§ **Source records**
>>>>
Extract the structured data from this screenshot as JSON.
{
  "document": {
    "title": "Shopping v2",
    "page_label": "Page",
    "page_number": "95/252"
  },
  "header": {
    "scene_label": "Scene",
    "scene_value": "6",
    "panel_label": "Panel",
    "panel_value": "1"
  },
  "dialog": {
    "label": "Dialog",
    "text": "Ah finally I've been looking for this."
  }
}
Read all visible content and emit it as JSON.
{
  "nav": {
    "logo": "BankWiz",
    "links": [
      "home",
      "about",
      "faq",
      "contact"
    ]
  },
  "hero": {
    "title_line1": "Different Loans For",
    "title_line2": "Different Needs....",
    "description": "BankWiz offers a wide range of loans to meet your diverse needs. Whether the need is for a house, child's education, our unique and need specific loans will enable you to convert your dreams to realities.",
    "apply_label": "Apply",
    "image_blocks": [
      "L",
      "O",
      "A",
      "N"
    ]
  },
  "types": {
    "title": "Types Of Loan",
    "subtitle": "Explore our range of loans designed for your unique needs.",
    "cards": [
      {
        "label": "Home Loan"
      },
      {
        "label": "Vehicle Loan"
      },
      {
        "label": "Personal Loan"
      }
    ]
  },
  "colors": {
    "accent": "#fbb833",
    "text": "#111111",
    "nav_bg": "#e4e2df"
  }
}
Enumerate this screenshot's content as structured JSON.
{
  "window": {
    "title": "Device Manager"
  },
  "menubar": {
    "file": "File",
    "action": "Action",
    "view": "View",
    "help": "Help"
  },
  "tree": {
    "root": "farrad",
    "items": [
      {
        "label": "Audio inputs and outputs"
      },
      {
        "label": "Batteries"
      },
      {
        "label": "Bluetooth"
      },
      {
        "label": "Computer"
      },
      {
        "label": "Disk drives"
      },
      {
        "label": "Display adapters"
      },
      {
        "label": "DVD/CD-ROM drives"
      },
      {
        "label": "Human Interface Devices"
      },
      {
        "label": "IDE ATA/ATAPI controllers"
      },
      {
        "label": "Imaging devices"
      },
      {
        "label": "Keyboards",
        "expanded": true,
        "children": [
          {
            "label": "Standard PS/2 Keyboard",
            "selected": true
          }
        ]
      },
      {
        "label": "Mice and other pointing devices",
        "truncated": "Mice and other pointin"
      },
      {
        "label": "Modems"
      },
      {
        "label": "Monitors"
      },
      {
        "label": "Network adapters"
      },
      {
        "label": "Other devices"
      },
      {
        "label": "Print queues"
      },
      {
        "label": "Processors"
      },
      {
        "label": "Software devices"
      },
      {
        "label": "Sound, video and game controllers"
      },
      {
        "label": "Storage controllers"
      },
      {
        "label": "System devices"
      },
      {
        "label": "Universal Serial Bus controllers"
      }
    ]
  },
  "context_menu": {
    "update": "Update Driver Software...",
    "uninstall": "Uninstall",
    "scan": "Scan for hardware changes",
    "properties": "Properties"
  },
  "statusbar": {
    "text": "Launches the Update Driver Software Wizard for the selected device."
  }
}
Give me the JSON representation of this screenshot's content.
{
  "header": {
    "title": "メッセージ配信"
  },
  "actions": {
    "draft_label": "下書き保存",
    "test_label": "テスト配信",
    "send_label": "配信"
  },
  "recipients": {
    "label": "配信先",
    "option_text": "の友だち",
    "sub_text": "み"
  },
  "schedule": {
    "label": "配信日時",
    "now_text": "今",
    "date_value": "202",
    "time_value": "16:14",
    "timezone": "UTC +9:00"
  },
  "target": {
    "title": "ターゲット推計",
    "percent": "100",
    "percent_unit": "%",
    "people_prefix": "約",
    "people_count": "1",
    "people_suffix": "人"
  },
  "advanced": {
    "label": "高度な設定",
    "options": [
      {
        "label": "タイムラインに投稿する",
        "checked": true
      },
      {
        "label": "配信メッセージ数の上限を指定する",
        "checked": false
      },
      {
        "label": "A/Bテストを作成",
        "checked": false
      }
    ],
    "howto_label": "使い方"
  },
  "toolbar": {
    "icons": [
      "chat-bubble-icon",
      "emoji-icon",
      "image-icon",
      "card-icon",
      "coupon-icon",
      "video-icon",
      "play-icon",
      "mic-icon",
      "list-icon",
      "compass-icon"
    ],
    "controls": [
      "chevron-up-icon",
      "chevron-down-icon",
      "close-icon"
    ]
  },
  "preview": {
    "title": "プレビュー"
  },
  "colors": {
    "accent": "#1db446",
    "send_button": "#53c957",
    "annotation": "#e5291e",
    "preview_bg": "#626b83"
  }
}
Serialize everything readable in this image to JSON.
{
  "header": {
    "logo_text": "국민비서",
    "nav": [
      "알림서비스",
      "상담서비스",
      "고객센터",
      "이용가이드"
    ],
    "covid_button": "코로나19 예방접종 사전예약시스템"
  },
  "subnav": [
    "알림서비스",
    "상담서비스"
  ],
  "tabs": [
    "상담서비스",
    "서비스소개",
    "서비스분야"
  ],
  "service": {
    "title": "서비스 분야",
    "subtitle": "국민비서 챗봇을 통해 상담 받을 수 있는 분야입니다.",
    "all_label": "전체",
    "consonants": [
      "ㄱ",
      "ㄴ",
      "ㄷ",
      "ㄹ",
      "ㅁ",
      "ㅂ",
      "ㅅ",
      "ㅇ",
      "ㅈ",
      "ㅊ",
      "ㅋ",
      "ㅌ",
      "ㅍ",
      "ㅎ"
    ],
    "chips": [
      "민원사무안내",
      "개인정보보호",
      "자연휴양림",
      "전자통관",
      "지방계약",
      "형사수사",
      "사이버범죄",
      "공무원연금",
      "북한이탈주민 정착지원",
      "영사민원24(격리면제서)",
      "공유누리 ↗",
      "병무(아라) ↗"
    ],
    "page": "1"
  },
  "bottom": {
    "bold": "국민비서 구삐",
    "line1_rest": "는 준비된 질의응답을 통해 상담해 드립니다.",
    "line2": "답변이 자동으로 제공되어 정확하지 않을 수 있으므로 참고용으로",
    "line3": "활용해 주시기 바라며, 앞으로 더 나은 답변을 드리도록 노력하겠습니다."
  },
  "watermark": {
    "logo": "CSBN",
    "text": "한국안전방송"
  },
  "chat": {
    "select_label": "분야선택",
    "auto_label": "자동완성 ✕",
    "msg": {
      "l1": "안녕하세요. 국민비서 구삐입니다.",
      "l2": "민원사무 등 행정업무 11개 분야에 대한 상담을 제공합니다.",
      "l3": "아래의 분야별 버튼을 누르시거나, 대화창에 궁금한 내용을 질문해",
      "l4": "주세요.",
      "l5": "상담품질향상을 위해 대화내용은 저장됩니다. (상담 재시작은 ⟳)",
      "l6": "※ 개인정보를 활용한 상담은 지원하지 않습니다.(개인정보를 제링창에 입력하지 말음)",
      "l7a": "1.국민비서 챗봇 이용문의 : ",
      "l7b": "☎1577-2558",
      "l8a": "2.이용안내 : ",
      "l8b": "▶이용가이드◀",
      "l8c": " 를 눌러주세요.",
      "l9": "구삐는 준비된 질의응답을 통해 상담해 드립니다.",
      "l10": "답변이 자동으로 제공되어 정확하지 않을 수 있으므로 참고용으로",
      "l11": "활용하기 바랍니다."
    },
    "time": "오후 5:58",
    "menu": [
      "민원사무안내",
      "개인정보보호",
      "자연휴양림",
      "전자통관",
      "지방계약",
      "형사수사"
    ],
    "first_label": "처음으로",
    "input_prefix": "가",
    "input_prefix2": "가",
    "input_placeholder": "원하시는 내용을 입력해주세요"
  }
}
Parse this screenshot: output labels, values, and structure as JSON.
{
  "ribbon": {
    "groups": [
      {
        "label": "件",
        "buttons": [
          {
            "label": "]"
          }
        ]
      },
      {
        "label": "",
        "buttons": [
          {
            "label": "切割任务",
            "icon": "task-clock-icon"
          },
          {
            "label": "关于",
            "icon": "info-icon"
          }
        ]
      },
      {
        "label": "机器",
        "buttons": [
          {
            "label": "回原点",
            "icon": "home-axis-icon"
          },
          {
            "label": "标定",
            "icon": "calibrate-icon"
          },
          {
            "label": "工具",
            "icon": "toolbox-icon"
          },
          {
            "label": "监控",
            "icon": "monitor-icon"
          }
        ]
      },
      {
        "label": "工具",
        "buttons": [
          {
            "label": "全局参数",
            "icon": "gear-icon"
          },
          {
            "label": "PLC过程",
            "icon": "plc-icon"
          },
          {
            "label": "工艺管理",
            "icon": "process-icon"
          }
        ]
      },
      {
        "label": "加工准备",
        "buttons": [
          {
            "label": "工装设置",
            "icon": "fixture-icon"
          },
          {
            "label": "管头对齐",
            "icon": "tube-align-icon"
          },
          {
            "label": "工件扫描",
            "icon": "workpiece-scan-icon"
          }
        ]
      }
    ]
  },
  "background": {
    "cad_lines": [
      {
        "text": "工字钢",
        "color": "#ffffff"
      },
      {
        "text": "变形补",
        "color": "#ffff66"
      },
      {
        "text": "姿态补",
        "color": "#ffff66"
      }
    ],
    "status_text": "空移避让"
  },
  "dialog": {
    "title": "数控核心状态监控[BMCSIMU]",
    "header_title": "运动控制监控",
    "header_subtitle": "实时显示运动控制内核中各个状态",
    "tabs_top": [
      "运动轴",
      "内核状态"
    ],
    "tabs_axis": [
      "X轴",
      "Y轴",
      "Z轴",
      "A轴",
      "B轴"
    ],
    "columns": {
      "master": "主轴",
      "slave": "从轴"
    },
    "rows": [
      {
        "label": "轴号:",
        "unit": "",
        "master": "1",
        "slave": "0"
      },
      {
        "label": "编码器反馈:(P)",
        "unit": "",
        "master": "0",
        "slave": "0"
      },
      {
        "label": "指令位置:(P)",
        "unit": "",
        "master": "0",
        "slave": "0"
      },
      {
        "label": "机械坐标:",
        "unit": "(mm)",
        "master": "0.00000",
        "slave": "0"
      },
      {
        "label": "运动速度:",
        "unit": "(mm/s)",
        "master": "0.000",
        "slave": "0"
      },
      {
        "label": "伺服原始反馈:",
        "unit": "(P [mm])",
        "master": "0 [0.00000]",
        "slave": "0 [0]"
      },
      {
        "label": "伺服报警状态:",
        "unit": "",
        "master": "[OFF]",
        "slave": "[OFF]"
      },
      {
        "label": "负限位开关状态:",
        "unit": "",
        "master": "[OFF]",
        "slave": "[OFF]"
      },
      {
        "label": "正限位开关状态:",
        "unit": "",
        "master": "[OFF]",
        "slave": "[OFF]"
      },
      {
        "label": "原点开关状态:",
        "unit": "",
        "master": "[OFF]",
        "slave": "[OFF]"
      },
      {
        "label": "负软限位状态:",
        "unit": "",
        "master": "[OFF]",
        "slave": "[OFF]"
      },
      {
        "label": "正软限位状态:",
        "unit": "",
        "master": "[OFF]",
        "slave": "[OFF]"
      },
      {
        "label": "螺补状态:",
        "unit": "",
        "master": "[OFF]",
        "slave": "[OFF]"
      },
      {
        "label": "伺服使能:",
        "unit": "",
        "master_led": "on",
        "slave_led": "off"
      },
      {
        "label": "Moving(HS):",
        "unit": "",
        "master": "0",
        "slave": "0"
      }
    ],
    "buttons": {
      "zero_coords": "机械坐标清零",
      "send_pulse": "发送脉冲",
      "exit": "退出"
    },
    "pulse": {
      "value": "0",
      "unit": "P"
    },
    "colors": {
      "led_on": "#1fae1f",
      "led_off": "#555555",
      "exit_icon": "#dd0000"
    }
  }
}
<<<<
§ **The request**
Find all the lines containing "selected" in the material, then copy them.

§ **Response for this exercise**
            "selected": true
    "text": "Launches the Update Driver Software Wizard for the selected device."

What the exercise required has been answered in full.